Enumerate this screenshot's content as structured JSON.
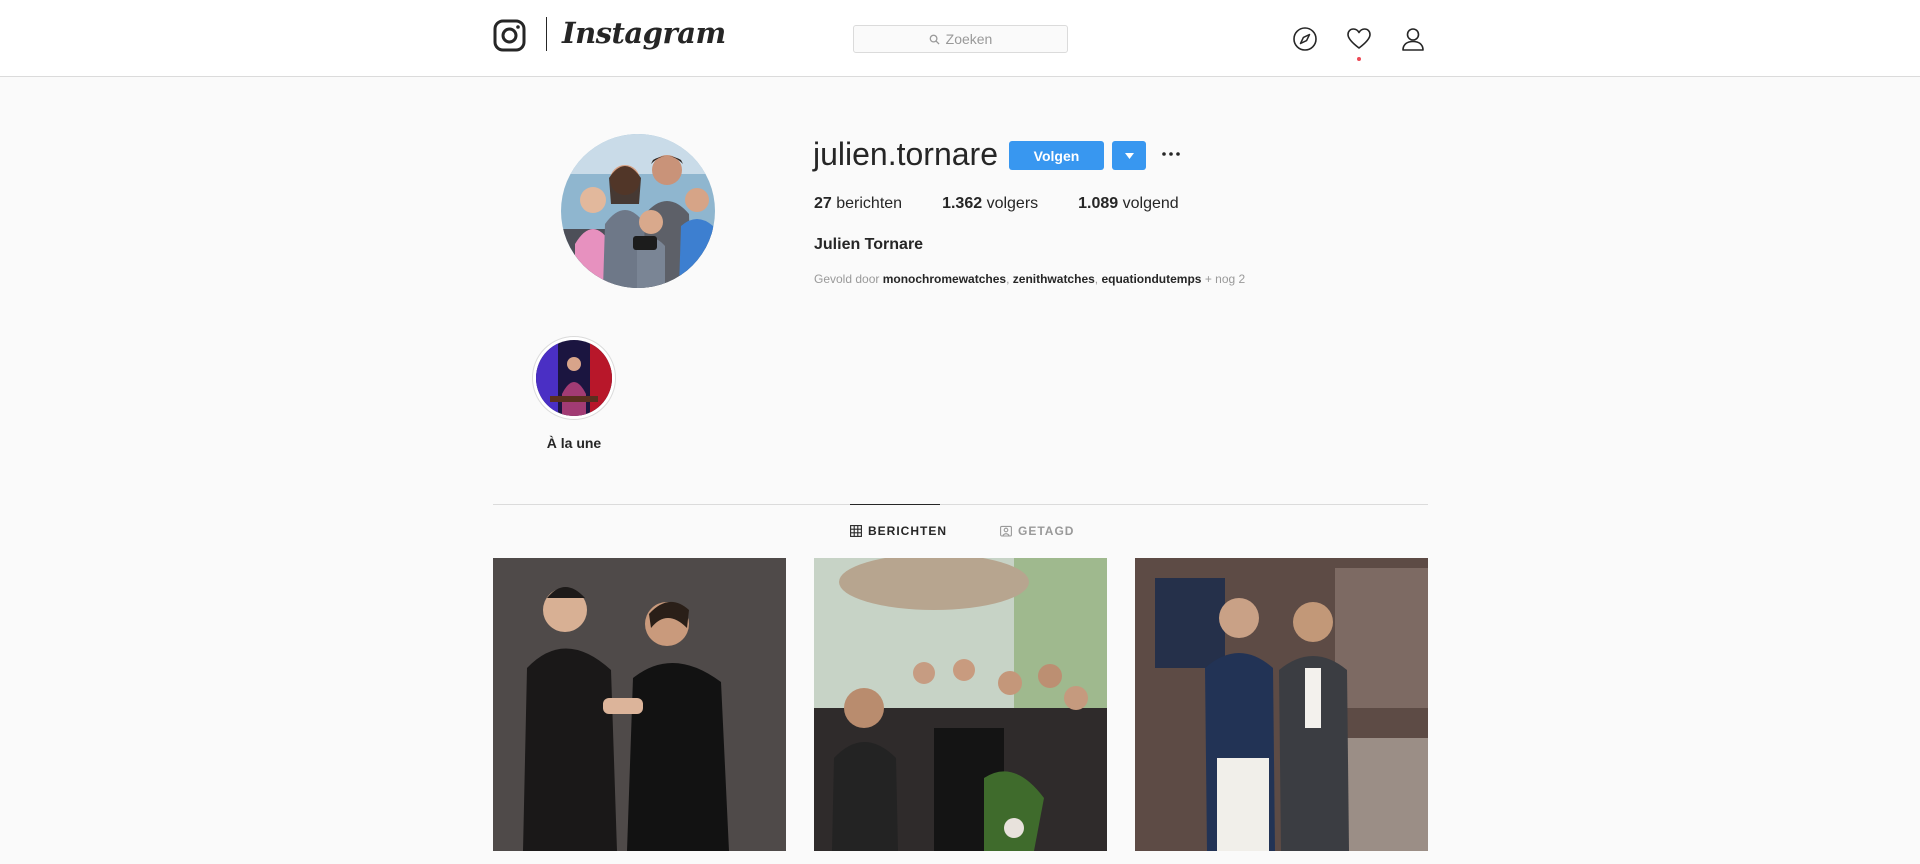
{
  "header": {
    "logo_text": "Instagram",
    "search_placeholder": "Zoeken",
    "icons": [
      "camera-logo-icon",
      "explore-compass-icon",
      "activity-heart-icon",
      "profile-person-icon"
    ]
  },
  "profile": {
    "username": "julien.tornare",
    "follow_label": "Volgen",
    "stats": {
      "posts_count": "27",
      "posts_label": "berichten",
      "followers_count": "1.362",
      "followers_label": "volgers",
      "following_count": "1.089",
      "following_label": "volgend"
    },
    "full_name": "Julien Tornare",
    "followed_by": {
      "prefix": "Gevold door",
      "accounts": [
        "monochromewatches",
        "zenithwatches",
        "equationdutemps"
      ],
      "suffix": "+ nog 2"
    }
  },
  "highlights": [
    {
      "label": "À la une"
    }
  ],
  "tabs": [
    {
      "label": "BERICHTEN",
      "active": true
    },
    {
      "label": "GETAGD",
      "active": false
    }
  ],
  "colors": {
    "accent": "#3897f0",
    "notification_dot": "#ed4956",
    "muted_text": "#999999",
    "border": "#dbdbdb"
  }
}
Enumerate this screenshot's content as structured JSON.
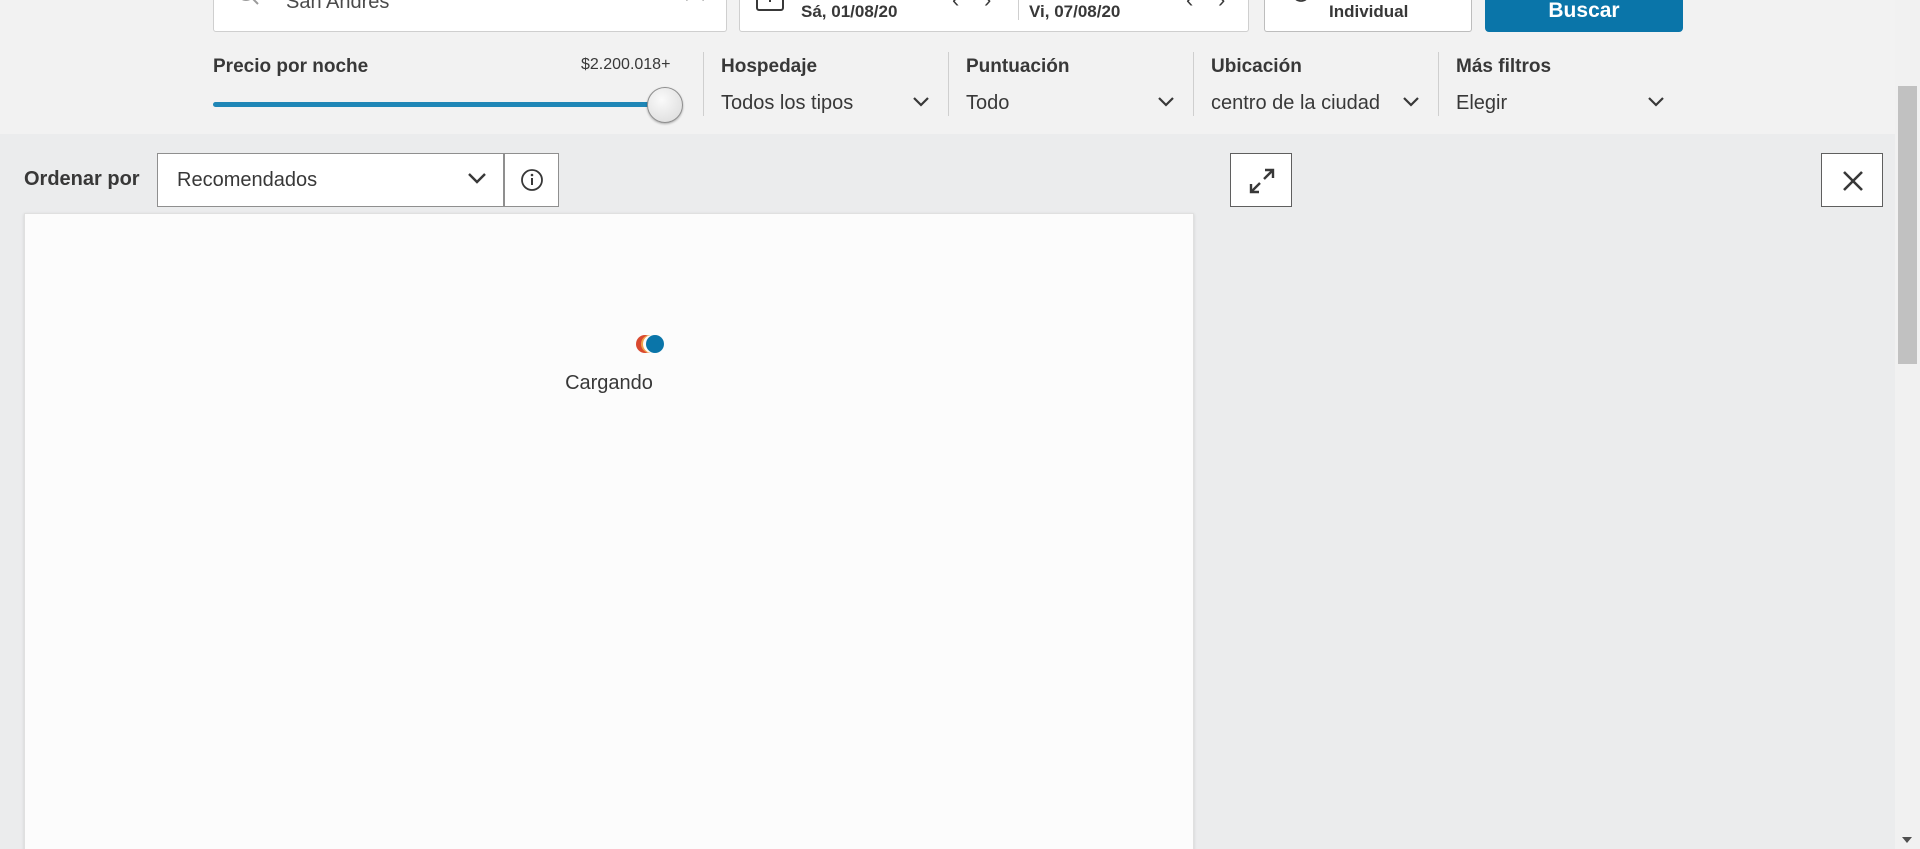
{
  "search": {
    "destination": "San Andrés",
    "check_in": "Sá, 01/08/20",
    "check_out": "Vi, 07/08/20",
    "guests": "Individual",
    "search_button": "Buscar"
  },
  "filters": {
    "price": {
      "label": "Precio por noche",
      "max_value": "$2.200.018+",
      "slider_fraction": 1.0
    },
    "lodging": {
      "label": "Hospedaje",
      "value": "Todos los tipos"
    },
    "rating": {
      "label": "Puntuación",
      "value": "Todo"
    },
    "location": {
      "label": "Ubicación",
      "value": "centro de la ciudad"
    },
    "more": {
      "label": "Más filtros",
      "value": "Elegir"
    }
  },
  "sort": {
    "label": "Ordenar por",
    "value": "Recomendados"
  },
  "results": {
    "loading_text": "Cargando"
  },
  "colors": {
    "primary": "#0a75a9",
    "loader_red": "#d9492f",
    "loader_orange": "#f2a24a",
    "loader_blue": "#0a75a9",
    "background": "#ebeced"
  }
}
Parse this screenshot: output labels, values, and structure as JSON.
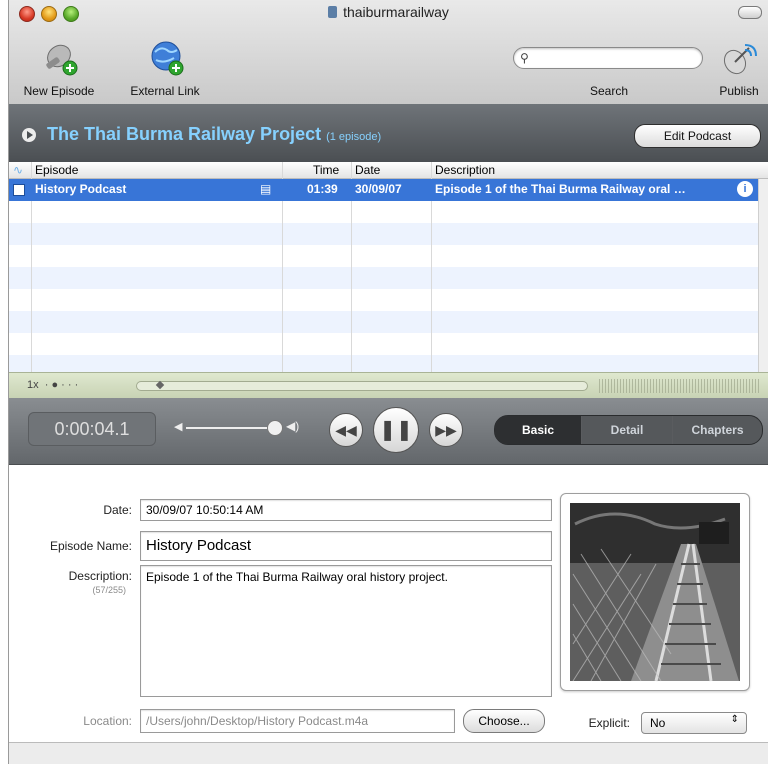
{
  "window": {
    "title": "thaiburmarailway"
  },
  "toolbar": {
    "new_episode_label": "New Episode",
    "external_link_label": "External Link",
    "search_label": "Search",
    "search_value": "",
    "publish_label": "Publish"
  },
  "podcast": {
    "title": "The Thai Burma Railway Project",
    "count": "(1 episode)",
    "edit_label": "Edit Podcast"
  },
  "table": {
    "headers": {
      "episode": "Episode",
      "time": "Time",
      "date": "Date",
      "description": "Description"
    },
    "rows": [
      {
        "episode": "History Podcast",
        "time": "01:39",
        "date": "30/09/07",
        "description": "Episode 1 of the Thai Burma Railway oral …"
      }
    ]
  },
  "scrubber": {
    "speed": "1x"
  },
  "player": {
    "time": "0:00:04.1",
    "tabs": [
      "Basic",
      "Detail",
      "Chapters"
    ],
    "active_tab": "Basic"
  },
  "details": {
    "date_label": "Date:",
    "date_value": "30/09/07 10:50:14 AM",
    "name_label": "Episode Name:",
    "name_value": "History Podcast",
    "description_label": "Description:",
    "description_count": "(57/255)",
    "description_value": "Episode 1 of the Thai Burma Railway oral history project.",
    "location_label": "Location:",
    "location_value": "/Users/john/Desktop/History Podcast.m4a",
    "choose_label": "Choose...",
    "explicit_label": "Explicit:",
    "explicit_value": "No"
  },
  "colors": {
    "accent_selection": "#3875d7",
    "podcast_title": "#86d1ff",
    "segmented_active": "#3b3d40"
  }
}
* * * * * * *
→ Request:
Repeat all of the entries word for word, but omit the pictures.

→ Final answer:
Enumerate this screenshot's content as structured JSON.
{
  "header": {
    "logo_text": "Instagram",
    "search_placeholder": "Zoeken",
    "icons": [
      "camera-logo-icon",
      "explore-compass-icon",
      "activity-heart-icon",
      "profile-person-icon"
    ]
  },
  "profile": {
    "username": "julien.tornare",
    "follow_label": "Volgen",
    "stats": {
      "posts_count": "27",
      "posts_label": "berichten",
      "followers_count": "1.362",
      "followers_label": "volgers",
      "following_count": "1.089",
      "following_label": "volgend"
    },
    "full_name": "Julien Tornare",
    "followed_by": {
      "prefix": "Gevold door",
      "accounts": [
        "monochromewatches",
        "zenithwatches",
        "equationdutemps"
      ],
      "suffix": "+ nog 2"
    }
  },
  "highlights": [
    {
      "label": "À la une"
    }
  ],
  "tabs": [
    {
      "label": "BERICHTEN",
      "active": true
    },
    {
      "label": "GETAGD",
      "active": false
    }
  ],
  "colors": {
    "accent": "#3897f0",
    "notification_dot": "#ed4956",
    "muted_text": "#999999",
    "border": "#dbdbdb"
  }
}
Enumerate this screenshot's content as structured JSON.
{
  "search": {
    "destination": "San Andrés",
    "check_in": "Sá, 01/08/20",
    "check_out": "Vi, 07/08/20",
    "guests": "Individual",
    "search_button": "Buscar"
  },
  "filters": {
    "price": {
      "label": "Precio por noche",
      "max_value": "$2.200.018+",
      "slider_fraction": 1.0
    },
    "lodging": {
      "label": "Hospedaje",
      "value": "Todos los tipos"
    },
    "rating": {
      "label": "Puntuación",
      "value": "Todo"
    },
    "location": {
      "label": "Ubicación",
      "value": "centro de la ciudad"
    },
    "more": {
      "label": "Más filtros",
      "value": "Elegir"
    }
  },
  "sort": {
    "label": "Ordenar por",
    "value": "Recomendados"
  },
  "results": {
    "loading_text": "Cargando"
  },
  "colors": {
    "primary": "#0a75a9",
    "loader_red": "#d9492f",
    "loader_orange": "#f2a24a",
    "loader_blue": "#0a75a9",
    "background": "#ebeced"
  }
}
Parse this screenshot: output labels, values, and structure as JSON.
{
  "window": {
    "title": "thaiburmarailway"
  },
  "toolbar": {
    "new_episode_label": "New Episode",
    "external_link_label": "External Link",
    "search_label": "Search",
    "search_value": "",
    "publish_label": "Publish"
  },
  "podcast": {
    "title": "The Thai Burma Railway Project",
    "count": "(1 episode)",
    "edit_label": "Edit Podcast"
  },
  "table": {
    "headers": {
      "episode": "Episode",
      "time": "Time",
      "date": "Date",
      "description": "Description"
    },
    "rows": [
      {
        "episode": "History Podcast",
        "time": "01:39",
        "date": "30/09/07",
        "description": "Episode 1 of the Thai Burma Railway oral …"
      }
    ]
  },
  "scrubber": {
    "speed": "1x"
  },
  "player": {
    "time": "0:00:04.1",
    "tabs": [
      "Basic",
      "Detail",
      "Chapters"
    ],
    "active_tab": "Basic"
  },
  "details": {
    "date_label": "Date:",
    "date_value": "30/09/07 10:50:14 AM",
    "name_label": "Episode Name:",
    "name_value": "History Podcast",
    "description_label": "Description:",
    "description_count": "(57/255)",
    "description_value": "Episode 1 of the Thai Burma Railway oral history project.",
    "location_label": "Location:",
    "location_value": "/Users/john/Desktop/History Podcast.m4a",
    "choose_label": "Choose...",
    "explicit_label": "Explicit:",
    "explicit_value": "No"
  },
  "colors": {
    "accent_selection": "#3875d7",
    "podcast_title": "#86d1ff",
    "segmented_active": "#3b3d40"
  }
}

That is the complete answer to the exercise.